◆ **Input records**:
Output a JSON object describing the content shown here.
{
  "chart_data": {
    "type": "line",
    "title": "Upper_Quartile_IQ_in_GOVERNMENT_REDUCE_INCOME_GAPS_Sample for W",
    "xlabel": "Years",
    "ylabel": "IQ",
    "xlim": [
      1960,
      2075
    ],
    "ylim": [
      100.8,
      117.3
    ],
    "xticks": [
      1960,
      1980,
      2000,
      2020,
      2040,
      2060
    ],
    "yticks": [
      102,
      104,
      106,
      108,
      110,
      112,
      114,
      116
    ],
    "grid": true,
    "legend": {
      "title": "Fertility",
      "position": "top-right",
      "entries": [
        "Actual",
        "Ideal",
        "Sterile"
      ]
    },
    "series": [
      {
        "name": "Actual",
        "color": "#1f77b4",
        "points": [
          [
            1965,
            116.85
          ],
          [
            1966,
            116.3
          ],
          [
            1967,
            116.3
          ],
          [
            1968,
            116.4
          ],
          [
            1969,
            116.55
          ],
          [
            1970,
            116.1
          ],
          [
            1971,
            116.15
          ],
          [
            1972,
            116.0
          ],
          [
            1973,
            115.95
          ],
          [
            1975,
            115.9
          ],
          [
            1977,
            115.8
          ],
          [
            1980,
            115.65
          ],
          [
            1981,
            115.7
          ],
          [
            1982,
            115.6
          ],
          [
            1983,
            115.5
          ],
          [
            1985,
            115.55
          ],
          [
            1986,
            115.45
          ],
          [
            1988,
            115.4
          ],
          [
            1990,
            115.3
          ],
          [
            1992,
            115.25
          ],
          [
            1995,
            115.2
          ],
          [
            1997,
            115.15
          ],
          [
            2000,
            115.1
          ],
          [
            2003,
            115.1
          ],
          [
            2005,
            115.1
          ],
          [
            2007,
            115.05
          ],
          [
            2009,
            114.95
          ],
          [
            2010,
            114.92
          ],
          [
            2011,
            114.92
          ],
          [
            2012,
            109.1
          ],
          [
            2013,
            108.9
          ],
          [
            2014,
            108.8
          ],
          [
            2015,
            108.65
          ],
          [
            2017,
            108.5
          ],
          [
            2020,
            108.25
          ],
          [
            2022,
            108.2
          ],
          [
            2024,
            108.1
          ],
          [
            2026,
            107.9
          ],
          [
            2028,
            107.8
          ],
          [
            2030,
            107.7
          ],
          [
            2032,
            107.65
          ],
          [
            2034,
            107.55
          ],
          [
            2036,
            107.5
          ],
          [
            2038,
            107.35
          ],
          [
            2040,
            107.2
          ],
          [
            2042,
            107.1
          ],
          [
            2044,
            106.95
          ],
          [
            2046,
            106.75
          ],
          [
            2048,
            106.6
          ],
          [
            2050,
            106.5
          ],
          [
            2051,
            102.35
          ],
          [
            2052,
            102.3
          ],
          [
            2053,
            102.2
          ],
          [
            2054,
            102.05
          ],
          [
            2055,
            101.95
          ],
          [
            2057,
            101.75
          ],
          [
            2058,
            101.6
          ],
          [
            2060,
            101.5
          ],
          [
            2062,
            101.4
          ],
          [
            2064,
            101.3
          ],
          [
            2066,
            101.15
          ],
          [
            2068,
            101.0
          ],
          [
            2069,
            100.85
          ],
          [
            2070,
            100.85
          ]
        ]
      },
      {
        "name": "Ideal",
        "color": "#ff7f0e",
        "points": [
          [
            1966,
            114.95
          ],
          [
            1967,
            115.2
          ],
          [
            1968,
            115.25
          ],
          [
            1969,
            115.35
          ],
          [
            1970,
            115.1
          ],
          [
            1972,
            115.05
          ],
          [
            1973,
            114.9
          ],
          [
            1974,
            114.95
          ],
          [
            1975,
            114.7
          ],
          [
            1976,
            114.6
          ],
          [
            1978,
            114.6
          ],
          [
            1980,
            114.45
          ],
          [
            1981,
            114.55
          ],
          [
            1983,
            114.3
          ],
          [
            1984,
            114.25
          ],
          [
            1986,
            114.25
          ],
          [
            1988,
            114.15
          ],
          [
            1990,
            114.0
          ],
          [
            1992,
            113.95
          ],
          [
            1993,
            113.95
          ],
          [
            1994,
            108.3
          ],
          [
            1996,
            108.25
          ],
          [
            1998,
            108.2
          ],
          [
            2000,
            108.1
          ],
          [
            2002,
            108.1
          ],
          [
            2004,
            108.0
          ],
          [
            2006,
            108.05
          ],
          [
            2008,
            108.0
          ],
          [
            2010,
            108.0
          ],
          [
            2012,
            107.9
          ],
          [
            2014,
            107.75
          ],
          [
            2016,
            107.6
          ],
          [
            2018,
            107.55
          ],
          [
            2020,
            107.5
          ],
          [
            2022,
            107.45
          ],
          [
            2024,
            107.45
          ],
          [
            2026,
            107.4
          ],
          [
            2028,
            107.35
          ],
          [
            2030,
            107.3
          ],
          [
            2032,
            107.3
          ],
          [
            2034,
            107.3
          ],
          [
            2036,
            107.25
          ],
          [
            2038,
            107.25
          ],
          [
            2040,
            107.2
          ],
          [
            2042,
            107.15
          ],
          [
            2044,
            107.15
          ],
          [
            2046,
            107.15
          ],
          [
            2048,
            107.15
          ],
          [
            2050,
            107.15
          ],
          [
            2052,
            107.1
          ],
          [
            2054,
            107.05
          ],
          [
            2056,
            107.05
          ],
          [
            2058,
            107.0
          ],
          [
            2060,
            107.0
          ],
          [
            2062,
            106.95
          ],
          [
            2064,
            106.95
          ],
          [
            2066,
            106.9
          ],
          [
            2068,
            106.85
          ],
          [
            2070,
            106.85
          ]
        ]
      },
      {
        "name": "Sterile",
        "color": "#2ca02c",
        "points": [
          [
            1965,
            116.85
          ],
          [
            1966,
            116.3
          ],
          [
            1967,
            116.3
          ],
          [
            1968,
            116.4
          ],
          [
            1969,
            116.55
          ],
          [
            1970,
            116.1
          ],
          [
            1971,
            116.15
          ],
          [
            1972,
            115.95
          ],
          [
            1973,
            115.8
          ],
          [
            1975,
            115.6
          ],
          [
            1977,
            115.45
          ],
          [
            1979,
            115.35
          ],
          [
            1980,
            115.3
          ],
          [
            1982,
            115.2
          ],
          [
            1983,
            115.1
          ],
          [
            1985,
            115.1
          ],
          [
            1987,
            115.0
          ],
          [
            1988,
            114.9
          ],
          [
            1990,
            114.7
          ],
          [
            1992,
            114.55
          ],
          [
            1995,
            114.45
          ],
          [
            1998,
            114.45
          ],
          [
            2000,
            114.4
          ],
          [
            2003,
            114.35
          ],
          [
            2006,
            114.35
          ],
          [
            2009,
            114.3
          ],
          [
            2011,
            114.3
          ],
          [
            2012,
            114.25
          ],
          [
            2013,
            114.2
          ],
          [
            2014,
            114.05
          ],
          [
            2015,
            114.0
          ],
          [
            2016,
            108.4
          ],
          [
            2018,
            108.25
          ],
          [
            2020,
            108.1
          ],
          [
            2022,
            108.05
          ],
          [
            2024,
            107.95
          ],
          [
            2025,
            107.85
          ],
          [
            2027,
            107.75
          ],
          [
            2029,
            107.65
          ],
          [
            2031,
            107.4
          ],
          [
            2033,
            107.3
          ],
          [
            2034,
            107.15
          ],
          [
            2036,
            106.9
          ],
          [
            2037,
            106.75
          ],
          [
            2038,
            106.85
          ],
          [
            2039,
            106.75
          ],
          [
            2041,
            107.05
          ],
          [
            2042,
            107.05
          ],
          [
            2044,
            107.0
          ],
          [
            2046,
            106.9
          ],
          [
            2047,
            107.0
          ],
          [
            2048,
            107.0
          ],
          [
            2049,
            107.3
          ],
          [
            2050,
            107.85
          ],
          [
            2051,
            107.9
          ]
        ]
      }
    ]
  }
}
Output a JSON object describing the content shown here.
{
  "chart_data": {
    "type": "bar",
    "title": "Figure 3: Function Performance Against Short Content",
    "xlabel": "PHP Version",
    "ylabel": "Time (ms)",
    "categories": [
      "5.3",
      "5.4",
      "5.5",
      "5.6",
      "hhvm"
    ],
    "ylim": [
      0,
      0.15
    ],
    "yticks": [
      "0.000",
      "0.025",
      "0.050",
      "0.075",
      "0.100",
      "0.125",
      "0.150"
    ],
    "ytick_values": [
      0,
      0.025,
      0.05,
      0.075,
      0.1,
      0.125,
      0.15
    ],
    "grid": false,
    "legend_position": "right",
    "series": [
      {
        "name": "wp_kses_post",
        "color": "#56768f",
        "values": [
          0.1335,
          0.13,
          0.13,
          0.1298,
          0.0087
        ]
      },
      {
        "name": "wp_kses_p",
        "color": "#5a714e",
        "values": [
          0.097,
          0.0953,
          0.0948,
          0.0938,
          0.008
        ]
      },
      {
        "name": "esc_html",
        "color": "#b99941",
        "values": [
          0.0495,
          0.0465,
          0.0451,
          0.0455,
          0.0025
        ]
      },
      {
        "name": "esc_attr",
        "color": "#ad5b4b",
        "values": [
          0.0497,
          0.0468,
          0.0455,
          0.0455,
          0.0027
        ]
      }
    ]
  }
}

◆ **Given instruction**: Pull out every line of the records above that contains the word "color".

◆ **The completed task**:
        "color": "#1f77b4",
        "color": "#ff7f0e",
        "color": "#2ca02c",
        "color": "#56768f",
        "color": "#5a714e",
        "color": "#b99941",
        "color": "#ad5b4b",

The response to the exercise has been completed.